>>>>

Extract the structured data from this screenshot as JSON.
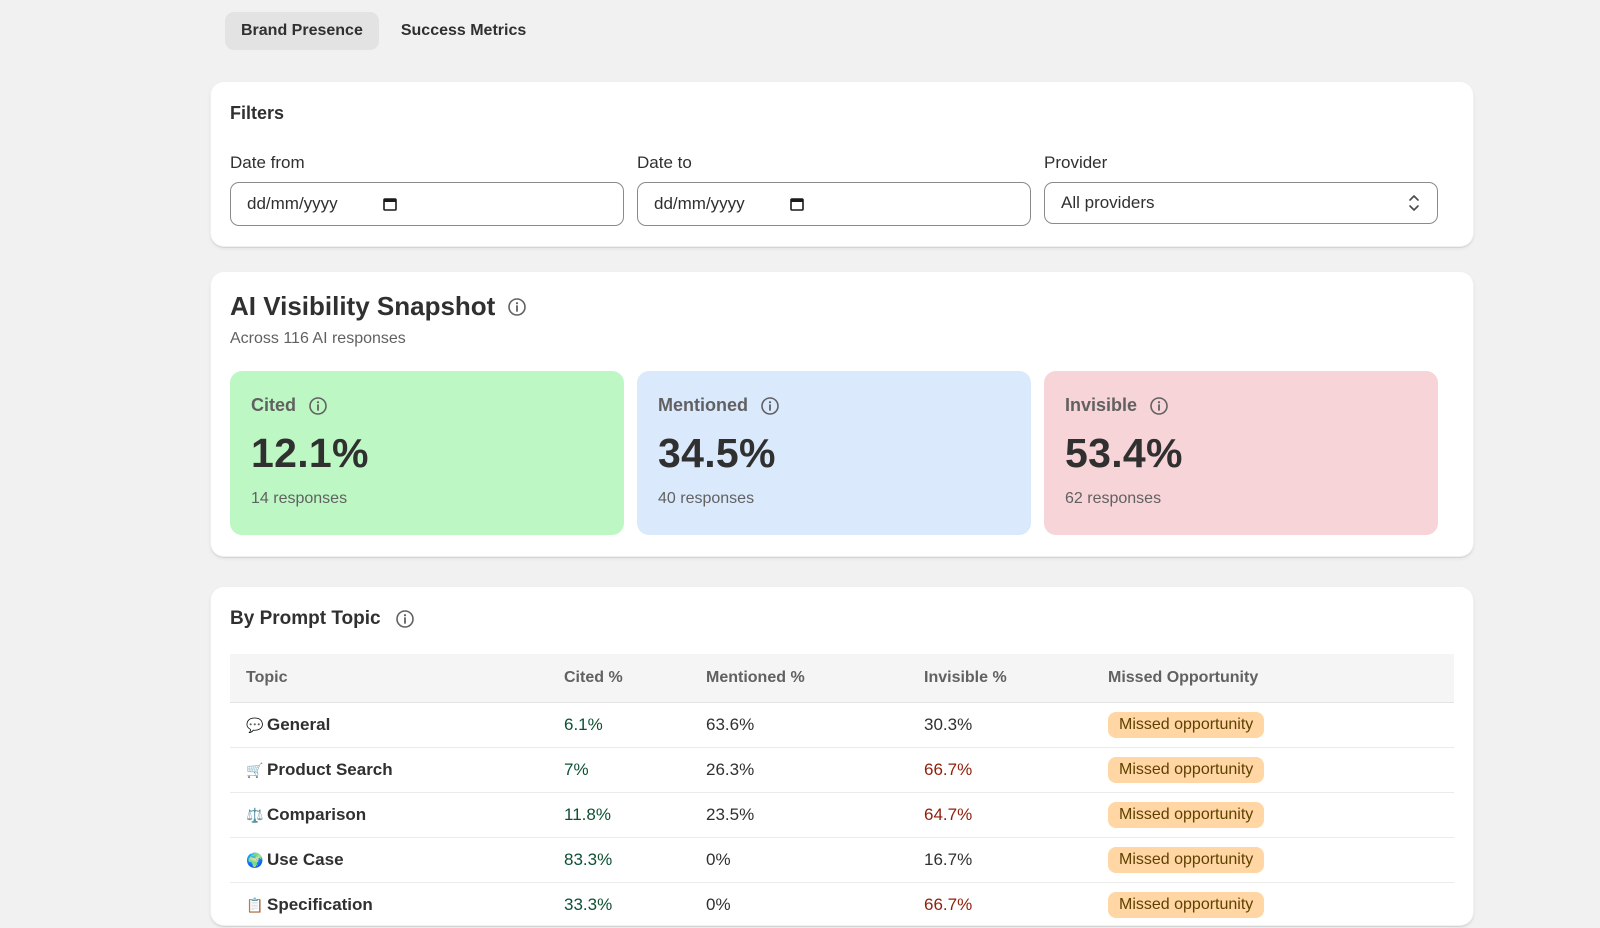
{
  "tabs": [
    {
      "label": "Brand Presence",
      "active": true
    },
    {
      "label": "Success Metrics",
      "active": false
    }
  ],
  "filters": {
    "title": "Filters",
    "date_from": {
      "label": "Date from",
      "value": "dd/mm/yyyy"
    },
    "date_to": {
      "label": "Date to",
      "value": "dd/mm/yyyy"
    },
    "provider": {
      "label": "Provider",
      "value": "All providers"
    }
  },
  "snapshot": {
    "title": "AI Visibility Snapshot",
    "subtitle": "Across 116 AI responses",
    "stats": [
      {
        "label": "Cited",
        "value": "12.1%",
        "count": "14 responses",
        "color": "#bdf8c4"
      },
      {
        "label": "Mentioned",
        "value": "34.5%",
        "count": "40 responses",
        "color": "#dbe9fd"
      },
      {
        "label": "Invisible",
        "value": "53.4%",
        "count": "62 responses",
        "color": "#f7d4d8"
      }
    ]
  },
  "topics": {
    "title": "By Prompt Topic",
    "columns": [
      "Topic",
      "Cited %",
      "Mentioned %",
      "Invisible %",
      "Missed Opportunity"
    ],
    "rows": [
      {
        "emoji": "💬",
        "topic": "General",
        "cited": "6.1%",
        "mentioned": "63.6%",
        "invisible": "30.3%",
        "missed": "Missed opportunity"
      },
      {
        "emoji": "🛒",
        "topic": "Product Search",
        "cited": "7%",
        "mentioned": "26.3%",
        "invisible": "66.7%",
        "missed": "Missed opportunity"
      },
      {
        "emoji": "⚖️",
        "topic": "Comparison",
        "cited": "11.8%",
        "mentioned": "23.5%",
        "invisible": "64.7%",
        "missed": "Missed opportunity"
      },
      {
        "emoji": "🌍",
        "topic": "Use Case",
        "cited": "83.3%",
        "mentioned": "0%",
        "invisible": "16.7%",
        "missed": "Missed opportunity"
      },
      {
        "emoji": "📋",
        "topic": "Specification",
        "cited": "33.3%",
        "mentioned": "0%",
        "invisible": "66.7%",
        "missed": "Missed opportunity"
      }
    ]
  },
  "colors": {
    "cited_text": "#0c5132",
    "invisible_text": "#8e1f0b",
    "badge_bg": "#ffd6a4",
    "page_bg": "#f1f1f1"
  }
}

<<<<

◆ Problem statement
Restate the data above exactly, stripping out each image.

◆ Answer to this exercise
Extract the structured data from this screenshot as JSON.
{
  "tabs": [
    {
      "label": "Brand Presence",
      "active": true
    },
    {
      "label": "Success Metrics",
      "active": false
    }
  ],
  "filters": {
    "title": "Filters",
    "date_from": {
      "label": "Date from",
      "value": "dd/mm/yyyy"
    },
    "date_to": {
      "label": "Date to",
      "value": "dd/mm/yyyy"
    },
    "provider": {
      "label": "Provider",
      "value": "All providers"
    }
  },
  "snapshot": {
    "title": "AI Visibility Snapshot",
    "subtitle": "Across 116 AI responses",
    "stats": [
      {
        "label": "Cited",
        "value": "12.1%",
        "count": "14 responses",
        "color": "#bdf8c4"
      },
      {
        "label": "Mentioned",
        "value": "34.5%",
        "count": "40 responses",
        "color": "#dbe9fd"
      },
      {
        "label": "Invisible",
        "value": "53.4%",
        "count": "62 responses",
        "color": "#f7d4d8"
      }
    ]
  },
  "topics": {
    "title": "By Prompt Topic",
    "columns": [
      "Topic",
      "Cited %",
      "Mentioned %",
      "Invisible %",
      "Missed Opportunity"
    ],
    "rows": [
      {
        "emoji": "💬",
        "topic": "General",
        "cited": "6.1%",
        "mentioned": "63.6%",
        "invisible": "30.3%",
        "missed": "Missed opportunity"
      },
      {
        "emoji": "🛒",
        "topic": "Product Search",
        "cited": "7%",
        "mentioned": "26.3%",
        "invisible": "66.7%",
        "missed": "Missed opportunity"
      },
      {
        "emoji": "⚖️",
        "topic": "Comparison",
        "cited": "11.8%",
        "mentioned": "23.5%",
        "invisible": "64.7%",
        "missed": "Missed opportunity"
      },
      {
        "emoji": "🌍",
        "topic": "Use Case",
        "cited": "83.3%",
        "mentioned": "0%",
        "invisible": "16.7%",
        "missed": "Missed opportunity"
      },
      {
        "emoji": "📋",
        "topic": "Specification",
        "cited": "33.3%",
        "mentioned": "0%",
        "invisible": "66.7%",
        "missed": "Missed opportunity"
      }
    ]
  },
  "colors": {
    "cited_text": "#0c5132",
    "invisible_text": "#8e1f0b",
    "badge_bg": "#ffd6a4",
    "page_bg": "#f1f1f1"
  }
}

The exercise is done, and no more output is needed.